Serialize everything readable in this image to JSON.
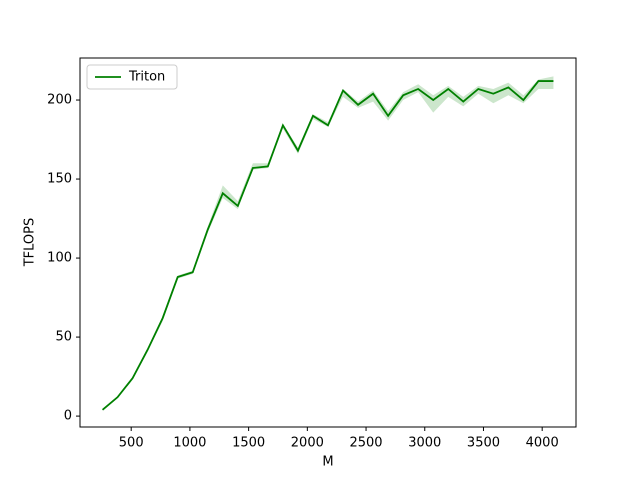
{
  "chart_data": {
    "type": "line",
    "x_label": "M",
    "y_label": "TFLOPS",
    "x": [
      256,
      384,
      512,
      640,
      768,
      896,
      1024,
      1152,
      1280,
      1408,
      1536,
      1664,
      1792,
      1920,
      2048,
      2176,
      2304,
      2432,
      2560,
      2688,
      2816,
      2944,
      3072,
      3200,
      3328,
      3456,
      3584,
      3712,
      3840,
      3968,
      4096
    ],
    "series": [
      {
        "name": "Triton",
        "color": "#008000",
        "values": [
          4,
          12,
          24,
          42,
          62,
          88,
          91,
          118,
          141,
          133,
          157,
          158,
          184,
          168,
          190,
          184,
          206,
          197,
          204,
          190,
          203,
          207,
          200,
          207,
          199,
          207,
          204,
          208,
          200,
          212,
          212
        ],
        "band_lower": [
          3.5,
          11.5,
          23,
          41,
          60,
          87,
          90,
          116,
          138,
          131,
          156,
          157,
          182,
          166,
          188,
          183,
          202,
          195,
          199,
          187,
          200,
          205,
          192,
          202,
          196,
          204,
          198,
          203,
          198,
          207,
          207
        ],
        "band_upper": [
          4.5,
          12.5,
          25,
          43,
          63,
          89,
          92,
          120,
          146,
          136,
          160,
          160,
          185,
          170,
          191,
          186,
          207,
          199,
          206,
          193,
          205,
          210,
          203,
          209,
          202,
          209,
          207,
          211,
          203,
          213,
          215
        ]
      }
    ],
    "xlim": [
      64,
      4288
    ],
    "xticks": [
      500,
      1000,
      1500,
      2000,
      2500,
      3000,
      3500,
      4000
    ],
    "ylim": [
      -6.9,
      226.6
    ],
    "yticks": [
      0,
      50,
      100,
      150,
      200
    ],
    "legend": "upper left",
    "band_opacity": 0.2
  }
}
════════
◆ Direction ◆
Omit every picture, and otherwise quote the entries exactly.

◆ Exercise answer ◆
Serialize everything readable in this image to JSON.
{
  "chart_data": {
    "type": "line",
    "x_label": "M",
    "y_label": "TFLOPS",
    "x": [
      256,
      384,
      512,
      640,
      768,
      896,
      1024,
      1152,
      1280,
      1408,
      1536,
      1664,
      1792,
      1920,
      2048,
      2176,
      2304,
      2432,
      2560,
      2688,
      2816,
      2944,
      3072,
      3200,
      3328,
      3456,
      3584,
      3712,
      3840,
      3968,
      4096
    ],
    "series": [
      {
        "name": "Triton",
        "color": "#008000",
        "values": [
          4,
          12,
          24,
          42,
          62,
          88,
          91,
          118,
          141,
          133,
          157,
          158,
          184,
          168,
          190,
          184,
          206,
          197,
          204,
          190,
          203,
          207,
          200,
          207,
          199,
          207,
          204,
          208,
          200,
          212,
          212
        ],
        "band_lower": [
          3.5,
          11.5,
          23,
          41,
          60,
          87,
          90,
          116,
          138,
          131,
          156,
          157,
          182,
          166,
          188,
          183,
          202,
          195,
          199,
          187,
          200,
          205,
          192,
          202,
          196,
          204,
          198,
          203,
          198,
          207,
          207
        ],
        "band_upper": [
          4.5,
          12.5,
          25,
          43,
          63,
          89,
          92,
          120,
          146,
          136,
          160,
          160,
          185,
          170,
          191,
          186,
          207,
          199,
          206,
          193,
          205,
          210,
          203,
          209,
          202,
          209,
          207,
          211,
          203,
          213,
          215
        ]
      }
    ],
    "xlim": [
      64,
      4288
    ],
    "xticks": [
      500,
      1000,
      1500,
      2000,
      2500,
      3000,
      3500,
      4000
    ],
    "ylim": [
      -6.9,
      226.6
    ],
    "yticks": [
      0,
      50,
      100,
      150,
      200
    ],
    "legend": "upper left",
    "band_opacity": 0.2
  }
}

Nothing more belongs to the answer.